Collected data

>>>>

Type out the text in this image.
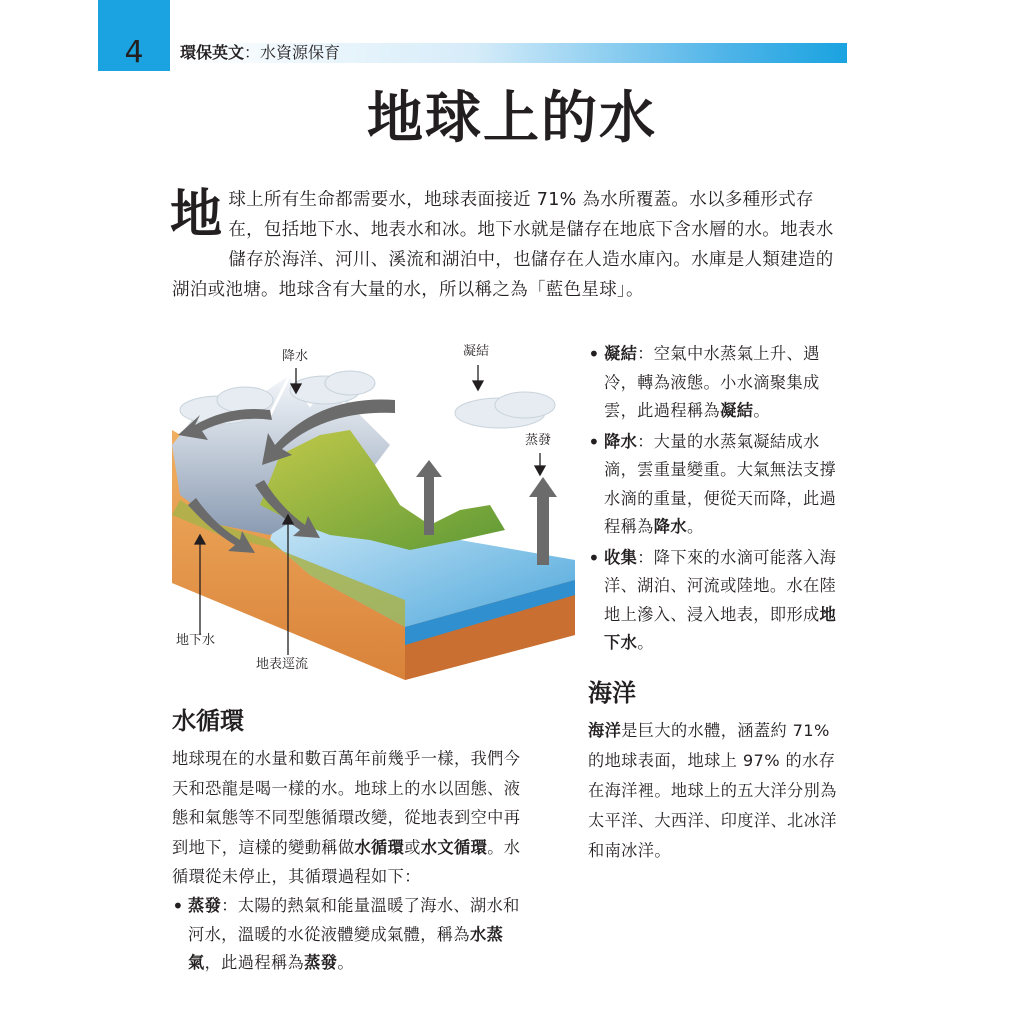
4	環保英文：水資源保育
地球上的水

地球上所有生命都需要水，地球表面接近 71% 為水所覆蓋。水以多種形式存在，包括地下水、地表水和冰。地下水就是儲存在地底下含水層的水。地表水儲存於海洋、河川、溪流和湖泊中，也儲存在人造水庫內。水庫是人類建造的湖泊或池塘。地球含有大量的水，所以稱之為「藍色星球」。

降水	凝結
蒸發
地下水
地表逕流
• 凝結：空氣中水蒸氣上升、遇冷，轉為液態。小水滴聚集成雲，此過程稱為凝結。
• 降水：大量的水蒸氣凝結成水滴，雲重量變重。大氣無法支撐水滴的重量，便從天而降，此過程稱為降水。
• 收集：降下來的水滴可能落入海洋、湖泊、河流或陸地。水在陸地上滲入、浸入地表，即形成地下水。
海洋

海洋是巨大的水體，涵蓋約 71% 的地球表面，地球上 97% 的水存在海洋裡。地球上的五大洋分別為太平洋、大西洋、印度洋、北冰洋和南冰洋。

水循環

地球現在的水量和數百萬年前幾乎一樣，我們今天和恐龍是喝一樣的水。地球上的水以固態、液態和氣態等不同型態循環改變，從地表到空中再到地下，這樣的變動稱做水循環或水文循環。水循環從未停止，其循環過程如下：

• 蒸發：太陽的熱氣和能量溫暖了海水、湖水和河水，溫暖的水從液體變成氣體，稱為水蒸氣，此過程稱為蒸發。
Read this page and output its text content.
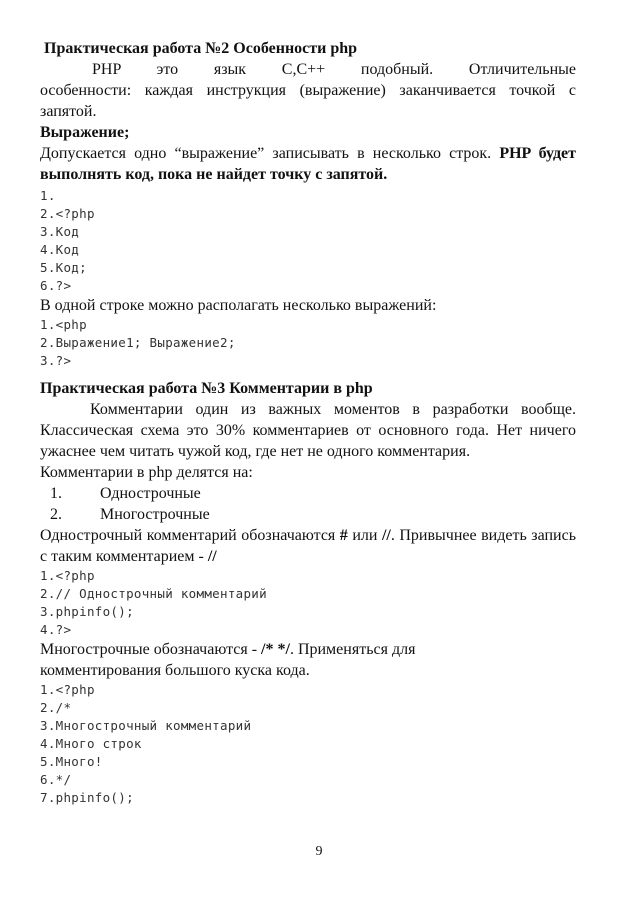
Практическая работа №2 Особенности php
PHP это язык C,C++ подобный. Отличительные
особенности: каждая инструкция (выражение) заканчивается точкой с запятой.
Выражение;
Допускается одно “выражение” записывать в несколько строк. PHP будет выполнять код, пока не найдет точку с запятой.
1.
2.<?php
3.Код
4.Код
5.Код;
6.?>
В одной строке можно располагать несколько выражений:
1.<php
2.Выражение1; Выражение2;
3.?>
Практическая работа №3 Комментарии в php
Комментарии один из важных моментов в разработки вообще. Классическая схема это 30% комментариев от основного года. Нет ничего ужаснее чем читать чужой код, где нет не одного комментария.
Комментарии в php делятся на:
1.	Однострочные
2.	Многострочные
Однострочный комментарий обозначаются # или //. Привычнее видеть запись с таким комментарием - //
1.<?php
2.// Однострочный комментарий
3.phpinfo();
4.?>
Многострочные обозначаются - /* */. Применяться для комментирования большого куска кода.
1.<?php
2./*
3.Многострочный комментарий
4.Много строк
5.Много!
6.*/
7.phpinfo();
9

<<<<

From the listing above, pick out every line containing "работа".

Task answer:
Практическая работа №2 Особенности php
Практическая работа №3 Комментарии в php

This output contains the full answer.